● The request:
In the entries below, identify every line with the string "text" and copy it.

● Given data:
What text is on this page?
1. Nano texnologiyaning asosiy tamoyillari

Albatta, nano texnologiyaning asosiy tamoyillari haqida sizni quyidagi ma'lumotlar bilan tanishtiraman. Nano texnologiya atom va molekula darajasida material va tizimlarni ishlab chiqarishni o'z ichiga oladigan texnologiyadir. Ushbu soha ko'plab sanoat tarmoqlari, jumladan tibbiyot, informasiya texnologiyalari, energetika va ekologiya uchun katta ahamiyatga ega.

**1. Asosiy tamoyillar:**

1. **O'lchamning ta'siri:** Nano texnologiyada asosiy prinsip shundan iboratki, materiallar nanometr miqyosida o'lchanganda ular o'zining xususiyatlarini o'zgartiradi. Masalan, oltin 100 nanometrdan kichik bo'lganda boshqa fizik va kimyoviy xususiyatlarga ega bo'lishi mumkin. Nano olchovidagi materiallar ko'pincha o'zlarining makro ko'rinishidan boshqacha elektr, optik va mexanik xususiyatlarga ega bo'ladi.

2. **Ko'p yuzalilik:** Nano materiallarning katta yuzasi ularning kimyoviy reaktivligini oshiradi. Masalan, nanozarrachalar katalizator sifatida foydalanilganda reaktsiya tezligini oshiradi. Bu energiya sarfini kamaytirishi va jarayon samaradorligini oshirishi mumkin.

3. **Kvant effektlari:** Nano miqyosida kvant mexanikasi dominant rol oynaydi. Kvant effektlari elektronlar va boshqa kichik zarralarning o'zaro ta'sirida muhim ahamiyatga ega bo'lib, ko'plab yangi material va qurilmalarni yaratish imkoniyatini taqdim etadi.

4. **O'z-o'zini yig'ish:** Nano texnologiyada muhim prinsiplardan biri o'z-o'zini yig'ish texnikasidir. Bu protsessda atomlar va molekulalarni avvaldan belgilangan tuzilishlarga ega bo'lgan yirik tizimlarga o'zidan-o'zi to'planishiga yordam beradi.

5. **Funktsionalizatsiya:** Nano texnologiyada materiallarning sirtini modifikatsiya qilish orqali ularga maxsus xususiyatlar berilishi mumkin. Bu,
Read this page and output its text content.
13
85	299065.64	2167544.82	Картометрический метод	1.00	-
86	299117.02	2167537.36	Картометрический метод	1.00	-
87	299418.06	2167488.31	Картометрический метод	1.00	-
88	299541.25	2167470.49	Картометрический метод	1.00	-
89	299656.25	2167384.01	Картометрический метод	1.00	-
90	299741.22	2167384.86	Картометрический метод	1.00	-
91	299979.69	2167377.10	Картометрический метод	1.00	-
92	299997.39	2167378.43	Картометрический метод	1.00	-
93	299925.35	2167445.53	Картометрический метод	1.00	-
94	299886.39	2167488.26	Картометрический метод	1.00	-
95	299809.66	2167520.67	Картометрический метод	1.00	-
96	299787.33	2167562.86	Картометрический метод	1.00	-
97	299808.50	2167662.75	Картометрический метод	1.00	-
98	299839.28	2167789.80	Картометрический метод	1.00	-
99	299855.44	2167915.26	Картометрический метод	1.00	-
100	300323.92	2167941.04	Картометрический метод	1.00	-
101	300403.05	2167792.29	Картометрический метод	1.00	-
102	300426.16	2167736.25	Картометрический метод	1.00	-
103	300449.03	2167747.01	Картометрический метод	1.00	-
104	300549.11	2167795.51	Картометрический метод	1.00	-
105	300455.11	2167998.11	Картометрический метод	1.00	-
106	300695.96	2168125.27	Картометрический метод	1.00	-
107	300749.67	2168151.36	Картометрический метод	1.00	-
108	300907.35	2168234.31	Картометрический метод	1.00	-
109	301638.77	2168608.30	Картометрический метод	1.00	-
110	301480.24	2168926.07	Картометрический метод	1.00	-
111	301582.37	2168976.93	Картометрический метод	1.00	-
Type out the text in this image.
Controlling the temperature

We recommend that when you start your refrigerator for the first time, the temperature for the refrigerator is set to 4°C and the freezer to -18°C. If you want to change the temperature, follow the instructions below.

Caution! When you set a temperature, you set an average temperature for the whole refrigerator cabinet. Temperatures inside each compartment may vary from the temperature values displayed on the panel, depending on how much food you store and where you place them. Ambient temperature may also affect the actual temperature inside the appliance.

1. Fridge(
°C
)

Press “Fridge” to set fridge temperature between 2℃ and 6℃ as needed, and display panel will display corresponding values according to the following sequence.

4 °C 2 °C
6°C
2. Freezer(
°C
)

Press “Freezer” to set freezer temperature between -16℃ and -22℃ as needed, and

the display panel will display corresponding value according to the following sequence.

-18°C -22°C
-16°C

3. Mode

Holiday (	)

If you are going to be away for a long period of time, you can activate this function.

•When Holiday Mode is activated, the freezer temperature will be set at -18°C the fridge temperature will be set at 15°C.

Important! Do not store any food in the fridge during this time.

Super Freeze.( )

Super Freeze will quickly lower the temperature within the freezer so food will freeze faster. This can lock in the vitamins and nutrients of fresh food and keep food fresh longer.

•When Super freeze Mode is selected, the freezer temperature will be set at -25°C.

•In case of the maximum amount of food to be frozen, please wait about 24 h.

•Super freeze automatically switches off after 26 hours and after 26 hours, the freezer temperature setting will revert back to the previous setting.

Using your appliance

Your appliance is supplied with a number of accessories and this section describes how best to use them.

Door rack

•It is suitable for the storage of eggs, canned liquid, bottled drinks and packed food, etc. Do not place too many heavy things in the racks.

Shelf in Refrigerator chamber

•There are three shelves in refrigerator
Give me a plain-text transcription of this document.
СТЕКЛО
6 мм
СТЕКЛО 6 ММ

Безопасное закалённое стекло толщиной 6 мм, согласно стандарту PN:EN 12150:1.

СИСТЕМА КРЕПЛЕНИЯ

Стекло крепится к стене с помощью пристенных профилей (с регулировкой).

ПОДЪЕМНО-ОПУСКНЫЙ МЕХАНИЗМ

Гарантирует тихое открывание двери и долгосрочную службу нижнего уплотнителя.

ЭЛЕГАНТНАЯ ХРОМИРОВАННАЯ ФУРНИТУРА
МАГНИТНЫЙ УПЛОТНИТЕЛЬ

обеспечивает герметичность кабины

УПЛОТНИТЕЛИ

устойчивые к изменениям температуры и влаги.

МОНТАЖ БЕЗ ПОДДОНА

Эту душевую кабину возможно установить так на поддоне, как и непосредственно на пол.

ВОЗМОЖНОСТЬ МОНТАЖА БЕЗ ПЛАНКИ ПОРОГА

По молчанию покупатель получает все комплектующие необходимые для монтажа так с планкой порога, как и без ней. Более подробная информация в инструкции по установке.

● Completed exercise:
What text is on this page?
Read this page and output its text content.
Type out the text in this image.
Give me a plain-text transcription of this document.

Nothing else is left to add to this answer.